— begin —
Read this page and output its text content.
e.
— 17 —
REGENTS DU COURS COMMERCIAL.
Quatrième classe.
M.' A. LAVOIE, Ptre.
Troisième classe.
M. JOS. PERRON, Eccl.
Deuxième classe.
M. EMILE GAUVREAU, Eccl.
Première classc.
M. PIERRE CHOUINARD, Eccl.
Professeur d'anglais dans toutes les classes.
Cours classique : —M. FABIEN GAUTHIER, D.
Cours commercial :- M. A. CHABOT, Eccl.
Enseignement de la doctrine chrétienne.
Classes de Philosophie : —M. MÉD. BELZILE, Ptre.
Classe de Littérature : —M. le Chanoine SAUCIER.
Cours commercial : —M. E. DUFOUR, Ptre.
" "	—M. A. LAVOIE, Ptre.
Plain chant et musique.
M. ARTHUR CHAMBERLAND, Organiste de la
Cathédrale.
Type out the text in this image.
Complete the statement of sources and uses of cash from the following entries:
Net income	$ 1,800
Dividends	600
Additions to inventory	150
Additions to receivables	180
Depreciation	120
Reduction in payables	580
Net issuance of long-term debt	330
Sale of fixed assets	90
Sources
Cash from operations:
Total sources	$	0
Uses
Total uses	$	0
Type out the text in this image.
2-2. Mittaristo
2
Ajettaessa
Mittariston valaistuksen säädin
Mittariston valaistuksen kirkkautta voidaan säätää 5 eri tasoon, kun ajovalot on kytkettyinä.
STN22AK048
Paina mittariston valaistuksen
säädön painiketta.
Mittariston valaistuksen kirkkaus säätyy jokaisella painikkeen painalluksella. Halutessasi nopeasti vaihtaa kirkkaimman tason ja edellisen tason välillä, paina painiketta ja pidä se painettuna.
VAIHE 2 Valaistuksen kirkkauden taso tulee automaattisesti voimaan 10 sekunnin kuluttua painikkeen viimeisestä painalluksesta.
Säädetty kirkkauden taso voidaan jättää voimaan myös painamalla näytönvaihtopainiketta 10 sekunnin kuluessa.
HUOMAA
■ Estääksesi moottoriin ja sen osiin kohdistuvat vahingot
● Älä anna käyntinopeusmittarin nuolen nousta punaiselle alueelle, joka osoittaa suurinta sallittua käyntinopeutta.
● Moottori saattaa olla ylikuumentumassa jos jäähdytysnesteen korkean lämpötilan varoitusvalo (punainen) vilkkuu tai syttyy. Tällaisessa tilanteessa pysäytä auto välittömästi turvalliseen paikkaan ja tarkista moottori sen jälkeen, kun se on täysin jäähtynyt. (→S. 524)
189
— end —
:: PROBLEM DETAILS ::
Return all of the entries exactly as they were supplied.

:: SOLUTION TO THIS PROBLEM ::
Read this page and output its text content.
e.
— 17 —
REGENTS DU COURS COMMERCIAL.
Quatrième classe.
M.' A. LAVOIE, Ptre.
Troisième classe.
M. JOS. PERRON, Eccl.
Deuxième classe.
M. EMILE GAUVREAU, Eccl.
Première classc.
M. PIERRE CHOUINARD, Eccl.
Professeur d'anglais dans toutes les classes.
Cours classique : —M. FABIEN GAUTHIER, D.
Cours commercial :- M. A. CHABOT, Eccl.
Enseignement de la doctrine chrétienne.
Classes de Philosophie : —M. MÉD. BELZILE, Ptre.
Classe de Littérature : —M. le Chanoine SAUCIER.
Cours commercial : —M. E. DUFOUR, Ptre.
" "	—M. A. LAVOIE, Ptre.
Plain chant et musique.
M. ARTHUR CHAMBERLAND, Organiste de la
Cathédrale.
Type out the text in this image.
Complete the statement of sources and uses of cash from the following entries:
Net income	$ 1,800
Dividends	600
Additions to inventory	150
Additions to receivables	180
Depreciation	120
Reduction in payables	580
Net issuance of long-term debt	330
Sale of fixed assets	90
Sources
Cash from operations:
Total sources	$	0
Uses
Total uses	$	0
Type out the text in this image.
2-2. Mittaristo
2
Ajettaessa
Mittariston valaistuksen säädin
Mittariston valaistuksen kirkkautta voidaan säätää 5 eri tasoon, kun ajovalot on kytkettyinä.
STN22AK048
Paina mittariston valaistuksen
säädön painiketta.
Mittariston valaistuksen kirkkaus säätyy jokaisella painikkeen painalluksella. Halutessasi nopeasti vaihtaa kirkkaimman tason ja edellisen tason välillä, paina painiketta ja pidä se painettuna.
VAIHE 2 Valaistuksen kirkkauden taso tulee automaattisesti voimaan 10 sekunnin kuluttua painikkeen viimeisestä painalluksesta.
Säädetty kirkkauden taso voidaan jättää voimaan myös painamalla näytönvaihtopainiketta 10 sekunnin kuluessa.
HUOMAA
■ Estääksesi moottoriin ja sen osiin kohdistuvat vahingot
● Älä anna käyntinopeusmittarin nuolen nousta punaiselle alueelle, joka osoittaa suurinta sallittua käyntinopeutta.
● Moottori saattaa olla ylikuumentumassa jos jäähdytysnesteen korkean lämpötilan varoitusvalo (punainen) vilkkuu tai syttyy. Tällaisessa tilanteessa pysäytä auto välittömästi turvalliseen paikkaan ja tarkista moottori sen jälkeen, kun se on täysin jäähtynyt. (→S. 524)
189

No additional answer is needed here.